● The records
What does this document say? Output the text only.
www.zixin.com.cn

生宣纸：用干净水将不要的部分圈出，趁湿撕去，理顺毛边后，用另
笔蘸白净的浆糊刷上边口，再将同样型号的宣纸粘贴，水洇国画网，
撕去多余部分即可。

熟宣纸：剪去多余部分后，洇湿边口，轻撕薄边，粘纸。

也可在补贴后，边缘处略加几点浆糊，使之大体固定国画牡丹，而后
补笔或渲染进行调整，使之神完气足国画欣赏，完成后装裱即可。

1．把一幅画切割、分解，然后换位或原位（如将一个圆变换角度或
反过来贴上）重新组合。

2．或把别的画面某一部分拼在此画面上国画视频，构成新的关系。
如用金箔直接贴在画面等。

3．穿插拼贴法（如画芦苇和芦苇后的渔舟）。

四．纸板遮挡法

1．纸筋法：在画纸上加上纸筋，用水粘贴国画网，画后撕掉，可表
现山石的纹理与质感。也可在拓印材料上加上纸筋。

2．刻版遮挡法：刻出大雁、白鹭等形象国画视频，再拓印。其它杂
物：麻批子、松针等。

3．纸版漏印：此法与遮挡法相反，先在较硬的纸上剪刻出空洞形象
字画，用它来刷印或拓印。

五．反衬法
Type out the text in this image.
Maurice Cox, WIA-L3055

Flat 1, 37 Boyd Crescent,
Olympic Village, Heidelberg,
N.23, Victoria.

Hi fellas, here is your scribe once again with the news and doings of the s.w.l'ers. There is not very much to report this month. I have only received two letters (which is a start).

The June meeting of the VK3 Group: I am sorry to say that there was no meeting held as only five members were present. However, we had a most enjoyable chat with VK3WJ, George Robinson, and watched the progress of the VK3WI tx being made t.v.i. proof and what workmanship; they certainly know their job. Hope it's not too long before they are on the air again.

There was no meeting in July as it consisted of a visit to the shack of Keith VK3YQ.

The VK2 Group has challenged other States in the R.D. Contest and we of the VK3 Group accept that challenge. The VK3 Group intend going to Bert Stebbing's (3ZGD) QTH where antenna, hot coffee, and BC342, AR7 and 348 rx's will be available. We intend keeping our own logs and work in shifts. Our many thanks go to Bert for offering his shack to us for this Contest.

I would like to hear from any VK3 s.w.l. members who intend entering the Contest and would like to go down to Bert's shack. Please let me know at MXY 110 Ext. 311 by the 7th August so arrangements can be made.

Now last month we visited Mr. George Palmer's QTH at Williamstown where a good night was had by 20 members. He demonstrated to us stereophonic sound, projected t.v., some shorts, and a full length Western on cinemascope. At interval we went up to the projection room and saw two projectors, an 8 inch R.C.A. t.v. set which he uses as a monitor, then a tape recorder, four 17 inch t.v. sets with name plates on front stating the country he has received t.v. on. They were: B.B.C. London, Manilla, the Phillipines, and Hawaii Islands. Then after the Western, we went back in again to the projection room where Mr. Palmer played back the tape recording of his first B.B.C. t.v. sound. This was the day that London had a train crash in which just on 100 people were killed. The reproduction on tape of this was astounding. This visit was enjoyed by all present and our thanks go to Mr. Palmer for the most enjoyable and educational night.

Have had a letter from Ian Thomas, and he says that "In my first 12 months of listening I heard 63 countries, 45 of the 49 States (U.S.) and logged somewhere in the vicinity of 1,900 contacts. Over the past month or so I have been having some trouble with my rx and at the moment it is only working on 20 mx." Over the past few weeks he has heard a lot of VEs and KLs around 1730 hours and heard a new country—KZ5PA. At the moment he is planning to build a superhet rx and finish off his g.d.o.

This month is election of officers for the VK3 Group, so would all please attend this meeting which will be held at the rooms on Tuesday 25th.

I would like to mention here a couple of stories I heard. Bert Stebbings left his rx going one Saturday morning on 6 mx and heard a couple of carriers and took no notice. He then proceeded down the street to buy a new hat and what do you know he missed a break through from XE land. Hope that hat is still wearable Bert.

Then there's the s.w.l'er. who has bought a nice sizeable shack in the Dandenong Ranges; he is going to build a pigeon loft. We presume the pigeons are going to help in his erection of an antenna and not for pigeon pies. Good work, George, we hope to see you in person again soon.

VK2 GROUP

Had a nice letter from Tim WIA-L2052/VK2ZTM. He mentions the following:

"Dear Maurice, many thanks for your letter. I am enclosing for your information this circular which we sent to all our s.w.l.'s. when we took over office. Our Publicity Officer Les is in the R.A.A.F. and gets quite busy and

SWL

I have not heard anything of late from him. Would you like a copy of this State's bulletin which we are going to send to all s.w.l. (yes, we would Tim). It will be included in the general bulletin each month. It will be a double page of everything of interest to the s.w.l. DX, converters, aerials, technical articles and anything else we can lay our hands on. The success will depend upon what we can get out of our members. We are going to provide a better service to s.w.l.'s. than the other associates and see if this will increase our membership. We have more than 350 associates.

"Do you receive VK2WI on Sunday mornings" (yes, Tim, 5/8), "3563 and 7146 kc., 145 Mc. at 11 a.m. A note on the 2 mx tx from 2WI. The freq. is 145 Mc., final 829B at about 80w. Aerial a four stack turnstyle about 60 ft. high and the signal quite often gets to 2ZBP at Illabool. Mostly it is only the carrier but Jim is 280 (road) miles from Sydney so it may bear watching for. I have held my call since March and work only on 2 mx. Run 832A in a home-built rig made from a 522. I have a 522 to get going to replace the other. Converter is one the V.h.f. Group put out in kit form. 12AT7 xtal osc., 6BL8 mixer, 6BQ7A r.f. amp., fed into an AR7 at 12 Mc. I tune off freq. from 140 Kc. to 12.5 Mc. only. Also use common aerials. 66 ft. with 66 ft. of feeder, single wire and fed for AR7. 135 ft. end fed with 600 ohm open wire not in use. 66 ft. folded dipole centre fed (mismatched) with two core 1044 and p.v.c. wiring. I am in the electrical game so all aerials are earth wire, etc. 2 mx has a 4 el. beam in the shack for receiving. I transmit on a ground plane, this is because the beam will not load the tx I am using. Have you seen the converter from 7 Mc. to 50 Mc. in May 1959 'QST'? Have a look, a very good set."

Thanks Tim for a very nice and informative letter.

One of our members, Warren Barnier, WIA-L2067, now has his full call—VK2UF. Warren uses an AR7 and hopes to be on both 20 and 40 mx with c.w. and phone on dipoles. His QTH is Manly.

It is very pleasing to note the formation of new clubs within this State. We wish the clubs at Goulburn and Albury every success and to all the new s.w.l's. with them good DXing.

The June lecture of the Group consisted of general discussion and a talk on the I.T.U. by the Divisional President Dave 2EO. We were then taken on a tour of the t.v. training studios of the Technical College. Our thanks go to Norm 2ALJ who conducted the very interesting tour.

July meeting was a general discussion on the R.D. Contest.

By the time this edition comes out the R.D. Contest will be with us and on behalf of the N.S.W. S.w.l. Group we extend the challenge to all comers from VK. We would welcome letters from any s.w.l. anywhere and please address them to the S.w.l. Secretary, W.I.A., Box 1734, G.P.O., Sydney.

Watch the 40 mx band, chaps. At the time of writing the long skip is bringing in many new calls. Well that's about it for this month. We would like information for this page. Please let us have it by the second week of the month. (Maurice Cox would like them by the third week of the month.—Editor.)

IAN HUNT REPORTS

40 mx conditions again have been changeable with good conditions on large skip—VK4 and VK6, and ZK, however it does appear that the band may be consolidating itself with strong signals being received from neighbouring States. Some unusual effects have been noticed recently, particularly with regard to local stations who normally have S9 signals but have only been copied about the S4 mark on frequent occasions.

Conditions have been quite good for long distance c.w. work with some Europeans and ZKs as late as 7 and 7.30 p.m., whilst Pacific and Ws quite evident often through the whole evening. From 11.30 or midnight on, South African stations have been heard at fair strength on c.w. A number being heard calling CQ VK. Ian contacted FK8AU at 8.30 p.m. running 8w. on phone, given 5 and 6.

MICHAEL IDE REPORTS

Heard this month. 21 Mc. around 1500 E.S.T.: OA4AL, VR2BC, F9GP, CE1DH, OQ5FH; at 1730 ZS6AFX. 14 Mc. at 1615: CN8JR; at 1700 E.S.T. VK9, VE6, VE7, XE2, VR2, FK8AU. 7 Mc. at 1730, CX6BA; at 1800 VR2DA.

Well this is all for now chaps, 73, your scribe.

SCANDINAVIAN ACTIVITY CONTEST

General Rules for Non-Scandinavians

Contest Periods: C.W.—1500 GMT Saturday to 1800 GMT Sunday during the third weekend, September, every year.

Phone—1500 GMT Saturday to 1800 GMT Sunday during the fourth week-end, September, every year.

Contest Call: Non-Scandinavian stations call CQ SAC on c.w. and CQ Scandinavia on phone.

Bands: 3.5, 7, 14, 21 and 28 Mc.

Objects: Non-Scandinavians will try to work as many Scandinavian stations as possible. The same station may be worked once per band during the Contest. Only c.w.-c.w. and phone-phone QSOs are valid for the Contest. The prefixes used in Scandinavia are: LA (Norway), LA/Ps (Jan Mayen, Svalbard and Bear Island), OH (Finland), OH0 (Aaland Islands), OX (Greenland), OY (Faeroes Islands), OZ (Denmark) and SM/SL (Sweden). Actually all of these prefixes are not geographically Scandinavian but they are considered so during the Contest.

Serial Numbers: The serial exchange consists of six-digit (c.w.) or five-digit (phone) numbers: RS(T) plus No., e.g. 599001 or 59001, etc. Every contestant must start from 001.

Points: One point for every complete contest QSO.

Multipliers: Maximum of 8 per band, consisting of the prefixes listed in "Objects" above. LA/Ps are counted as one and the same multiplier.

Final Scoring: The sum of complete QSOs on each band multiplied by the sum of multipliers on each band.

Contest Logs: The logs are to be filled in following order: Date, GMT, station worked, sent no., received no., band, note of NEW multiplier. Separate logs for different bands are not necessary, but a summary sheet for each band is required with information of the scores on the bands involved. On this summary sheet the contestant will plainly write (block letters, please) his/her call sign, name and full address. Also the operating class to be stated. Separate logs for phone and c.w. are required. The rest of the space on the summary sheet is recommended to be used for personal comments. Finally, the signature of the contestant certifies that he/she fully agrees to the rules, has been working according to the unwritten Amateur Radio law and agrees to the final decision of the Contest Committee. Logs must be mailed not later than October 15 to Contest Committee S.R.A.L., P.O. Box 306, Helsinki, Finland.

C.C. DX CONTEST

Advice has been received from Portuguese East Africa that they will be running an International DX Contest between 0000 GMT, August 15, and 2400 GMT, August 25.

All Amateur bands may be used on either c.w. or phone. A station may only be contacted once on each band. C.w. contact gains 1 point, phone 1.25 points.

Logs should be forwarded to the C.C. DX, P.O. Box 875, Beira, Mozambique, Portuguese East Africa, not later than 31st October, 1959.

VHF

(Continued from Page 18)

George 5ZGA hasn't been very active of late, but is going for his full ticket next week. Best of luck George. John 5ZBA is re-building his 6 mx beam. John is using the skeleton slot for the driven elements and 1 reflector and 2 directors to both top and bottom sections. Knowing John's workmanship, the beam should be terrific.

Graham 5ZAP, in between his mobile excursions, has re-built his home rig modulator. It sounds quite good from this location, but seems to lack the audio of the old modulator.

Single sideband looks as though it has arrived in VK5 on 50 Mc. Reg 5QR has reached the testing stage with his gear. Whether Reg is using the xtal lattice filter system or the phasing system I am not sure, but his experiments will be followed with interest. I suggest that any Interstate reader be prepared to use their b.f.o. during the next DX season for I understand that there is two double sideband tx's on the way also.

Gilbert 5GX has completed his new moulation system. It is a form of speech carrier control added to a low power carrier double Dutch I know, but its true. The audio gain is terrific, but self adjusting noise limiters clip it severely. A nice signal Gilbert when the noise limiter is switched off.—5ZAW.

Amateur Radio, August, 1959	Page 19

● Task details
Search the records for the string "Saturday" and return every line in which it occurs.

● Solution
I would like to mention here a couple of stories I heard. Bert Stebbings left his rx going one Saturday morning on 6 mx and heard a couple of carriers and took no notice. He then proceeded down the street to buy a new hat and what do you know he missed a break through from XE land. Hope that hat is still wearable Bert.
Contest Periods: C.W.—1500 GMT Saturday to 1800 GMT Sunday during the third weekend, September, every year.
Phone—1500 GMT Saturday to 1800 GMT Sunday during the fourth week-end, September, every year.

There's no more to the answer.